[Written request] Write out every single entry exactly.

***** Records shown

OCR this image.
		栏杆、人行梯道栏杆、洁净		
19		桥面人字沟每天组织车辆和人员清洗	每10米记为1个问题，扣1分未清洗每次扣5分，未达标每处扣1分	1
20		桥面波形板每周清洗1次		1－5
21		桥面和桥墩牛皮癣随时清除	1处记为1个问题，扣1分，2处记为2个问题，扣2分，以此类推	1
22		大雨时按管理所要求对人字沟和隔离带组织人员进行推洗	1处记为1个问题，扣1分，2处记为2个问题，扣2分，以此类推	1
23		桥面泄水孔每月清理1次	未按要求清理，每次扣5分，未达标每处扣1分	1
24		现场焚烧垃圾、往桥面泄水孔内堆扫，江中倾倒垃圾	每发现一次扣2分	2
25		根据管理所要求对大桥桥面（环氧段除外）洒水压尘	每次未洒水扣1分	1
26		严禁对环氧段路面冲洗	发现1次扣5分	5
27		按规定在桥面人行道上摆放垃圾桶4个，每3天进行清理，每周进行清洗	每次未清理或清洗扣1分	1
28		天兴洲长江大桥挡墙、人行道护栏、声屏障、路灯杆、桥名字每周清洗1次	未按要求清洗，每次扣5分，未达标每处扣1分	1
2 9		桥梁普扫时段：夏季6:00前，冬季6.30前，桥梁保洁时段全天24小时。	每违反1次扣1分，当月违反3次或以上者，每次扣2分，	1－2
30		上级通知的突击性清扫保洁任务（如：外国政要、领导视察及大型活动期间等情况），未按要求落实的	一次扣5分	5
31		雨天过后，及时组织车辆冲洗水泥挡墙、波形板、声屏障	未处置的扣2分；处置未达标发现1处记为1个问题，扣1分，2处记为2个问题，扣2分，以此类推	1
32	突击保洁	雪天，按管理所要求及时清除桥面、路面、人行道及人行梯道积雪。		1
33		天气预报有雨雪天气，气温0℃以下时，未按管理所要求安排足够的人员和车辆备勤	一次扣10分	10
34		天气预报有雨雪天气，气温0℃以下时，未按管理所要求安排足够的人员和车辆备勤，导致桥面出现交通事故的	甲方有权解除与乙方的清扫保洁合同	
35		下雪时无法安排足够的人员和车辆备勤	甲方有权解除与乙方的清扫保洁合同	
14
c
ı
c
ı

**********

[Result of the exercise]
OCR this image.
		栏杆、人行梯道栏杆、洁净		
19		桥面人字沟每天组织车辆和人员清洗	每10米记为1个问题，扣1分未清洗每次扣5分，未达标每处扣1分	1
20		桥面波形板每周清洗1次		1－5
21		桥面和桥墩牛皮癣随时清除	1处记为1个问题，扣1分，2处记为2个问题，扣2分，以此类推	1
22		大雨时按管理所要求对人字沟和隔离带组织人员进行推洗	1处记为1个问题，扣1分，2处记为2个问题，扣2分，以此类推	1
23		桥面泄水孔每月清理1次	未按要求清理，每次扣5分，未达标每处扣1分	1
24		现场焚烧垃圾、往桥面泄水孔内堆扫，江中倾倒垃圾	每发现一次扣2分	2
25		根据管理所要求对大桥桥面（环氧段除外）洒水压尘	每次未洒水扣1分	1
26		严禁对环氧段路面冲洗	发现1次扣5分	5
27		按规定在桥面人行道上摆放垃圾桶4个，每3天进行清理，每周进行清洗	每次未清理或清洗扣1分	1
28		天兴洲长江大桥挡墙、人行道护栏、声屏障、路灯杆、桥名字每周清洗1次	未按要求清洗，每次扣5分，未达标每处扣1分	1
2 9		桥梁普扫时段：夏季6:00前，冬季6.30前，桥梁保洁时段全天24小时。	每违反1次扣1分，当月违反3次或以上者，每次扣2分，	1－2
30		上级通知的突击性清扫保洁任务（如：外国政要、领导视察及大型活动期间等情况），未按要求落实的	一次扣5分	5
31		雨天过后，及时组织车辆冲洗水泥挡墙、波形板、声屏障	未处置的扣2分；处置未达标发现1处记为1个问题，扣1分，2处记为2个问题，扣2分，以此类推	1
32	突击保洁	雪天，按管理所要求及时清除桥面、路面、人行道及人行梯道积雪。		1
33		天气预报有雨雪天气，气温0℃以下时，未按管理所要求安排足够的人员和车辆备勤	一次扣10分	10
34		天气预报有雨雪天气，气温0℃以下时，未按管理所要求安排足够的人员和车辆备勤，导致桥面出现交通事故的	甲方有权解除与乙方的清扫保洁合同	
35		下雪时无法安排足够的人员和车辆备勤	甲方有权解除与乙方的清扫保洁合同	
14
c
ı
c
ı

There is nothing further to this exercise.